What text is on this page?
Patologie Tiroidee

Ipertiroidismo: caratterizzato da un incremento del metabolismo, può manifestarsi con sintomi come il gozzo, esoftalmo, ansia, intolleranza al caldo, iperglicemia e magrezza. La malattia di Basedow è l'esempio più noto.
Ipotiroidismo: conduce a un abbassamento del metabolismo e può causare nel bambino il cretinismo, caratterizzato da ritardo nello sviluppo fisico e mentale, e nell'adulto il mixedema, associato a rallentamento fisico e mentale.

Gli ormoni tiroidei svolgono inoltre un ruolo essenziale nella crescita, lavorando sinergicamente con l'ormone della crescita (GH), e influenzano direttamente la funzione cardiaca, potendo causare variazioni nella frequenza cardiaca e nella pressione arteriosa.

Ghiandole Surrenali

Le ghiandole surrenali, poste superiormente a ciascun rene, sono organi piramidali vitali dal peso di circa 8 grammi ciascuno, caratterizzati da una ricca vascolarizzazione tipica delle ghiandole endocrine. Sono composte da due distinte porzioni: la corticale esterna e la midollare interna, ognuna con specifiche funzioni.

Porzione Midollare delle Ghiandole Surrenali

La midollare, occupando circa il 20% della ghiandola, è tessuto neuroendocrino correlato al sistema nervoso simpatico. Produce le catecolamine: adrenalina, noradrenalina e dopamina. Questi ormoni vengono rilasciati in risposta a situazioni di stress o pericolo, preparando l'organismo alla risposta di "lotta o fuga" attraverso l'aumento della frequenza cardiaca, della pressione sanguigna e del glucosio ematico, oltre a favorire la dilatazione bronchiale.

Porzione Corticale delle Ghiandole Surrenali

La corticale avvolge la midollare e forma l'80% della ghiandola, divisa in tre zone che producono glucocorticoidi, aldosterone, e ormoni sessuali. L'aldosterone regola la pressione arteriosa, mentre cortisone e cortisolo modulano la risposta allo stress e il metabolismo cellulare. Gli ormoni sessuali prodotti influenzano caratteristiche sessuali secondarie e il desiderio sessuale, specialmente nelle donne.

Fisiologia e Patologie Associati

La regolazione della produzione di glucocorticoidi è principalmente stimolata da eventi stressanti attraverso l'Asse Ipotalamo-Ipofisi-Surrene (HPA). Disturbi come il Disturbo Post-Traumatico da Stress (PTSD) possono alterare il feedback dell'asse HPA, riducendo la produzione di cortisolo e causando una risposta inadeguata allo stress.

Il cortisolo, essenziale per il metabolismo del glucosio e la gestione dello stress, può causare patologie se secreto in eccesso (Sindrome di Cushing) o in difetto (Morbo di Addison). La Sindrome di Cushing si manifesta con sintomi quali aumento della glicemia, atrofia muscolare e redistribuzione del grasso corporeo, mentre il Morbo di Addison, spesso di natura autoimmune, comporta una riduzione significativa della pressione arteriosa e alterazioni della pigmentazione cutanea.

### PROBLEM DETAILS
Repeat the lines above exactly.

### EXERCISE RESULT
What text is on this page?
Patologie Tiroidee

Ipertiroidismo: caratterizzato da un incremento del metabolismo, può manifestarsi con sintomi come il gozzo, esoftalmo, ansia, intolleranza al caldo, iperglicemia e magrezza. La malattia di Basedow è l'esempio più noto.
Ipotiroidismo: conduce a un abbassamento del metabolismo e può causare nel bambino il cretinismo, caratterizzato da ritardo nello sviluppo fisico e mentale, e nell'adulto il mixedema, associato a rallentamento fisico e mentale.

Gli ormoni tiroidei svolgono inoltre un ruolo essenziale nella crescita, lavorando sinergicamente con l'ormone della crescita (GH), e influenzano direttamente la funzione cardiaca, potendo causare variazioni nella frequenza cardiaca e nella pressione arteriosa.

Ghiandole Surrenali

Le ghiandole surrenali, poste superiormente a ciascun rene, sono organi piramidali vitali dal peso di circa 8 grammi ciascuno, caratterizzati da una ricca vascolarizzazione tipica delle ghiandole endocrine. Sono composte da due distinte porzioni: la corticale esterna e la midollare interna, ognuna con specifiche funzioni.

Porzione Midollare delle Ghiandole Surrenali

La midollare, occupando circa il 20% della ghiandola, è tessuto neuroendocrino correlato al sistema nervoso simpatico. Produce le catecolamine: adrenalina, noradrenalina e dopamina. Questi ormoni vengono rilasciati in risposta a situazioni di stress o pericolo, preparando l'organismo alla risposta di "lotta o fuga" attraverso l'aumento della frequenza cardiaca, della pressione sanguigna e del glucosio ematico, oltre a favorire la dilatazione bronchiale.

Porzione Corticale delle Ghiandole Surrenali

La corticale avvolge la midollare e forma l'80% della ghiandola, divisa in tre zone che producono glucocorticoidi, aldosterone, e ormoni sessuali. L'aldosterone regola la pressione arteriosa, mentre cortisone e cortisolo modulano la risposta allo stress e il metabolismo cellulare. Gli ormoni sessuali prodotti influenzano caratteristiche sessuali secondarie e il desiderio sessuale, specialmente nelle donne.

Fisiologia e Patologie Associati

La regolazione della produzione di glucocorticoidi è principalmente stimolata da eventi stressanti attraverso l'Asse Ipotalamo-Ipofisi-Surrene (HPA). Disturbi come il Disturbo Post-Traumatico da Stress (PTSD) possono alterare il feedback dell'asse HPA, riducendo la produzione di cortisolo e causando una risposta inadeguata allo stress.

Il cortisolo, essenziale per il metabolismo del glucosio e la gestione dello stress, può causare patologie se secreto in eccesso (Sindrome di Cushing) o in difetto (Morbo di Addison). La Sindrome di Cushing si manifesta con sintomi quali aumento della glicemia, atrofia muscolare e redistribuzione del grasso corporeo, mentre il Morbo di Addison, spesso di natura autoimmune, comporta una riduzione significativa della pressione arteriosa e alterazioni della pigmentazione cutanea.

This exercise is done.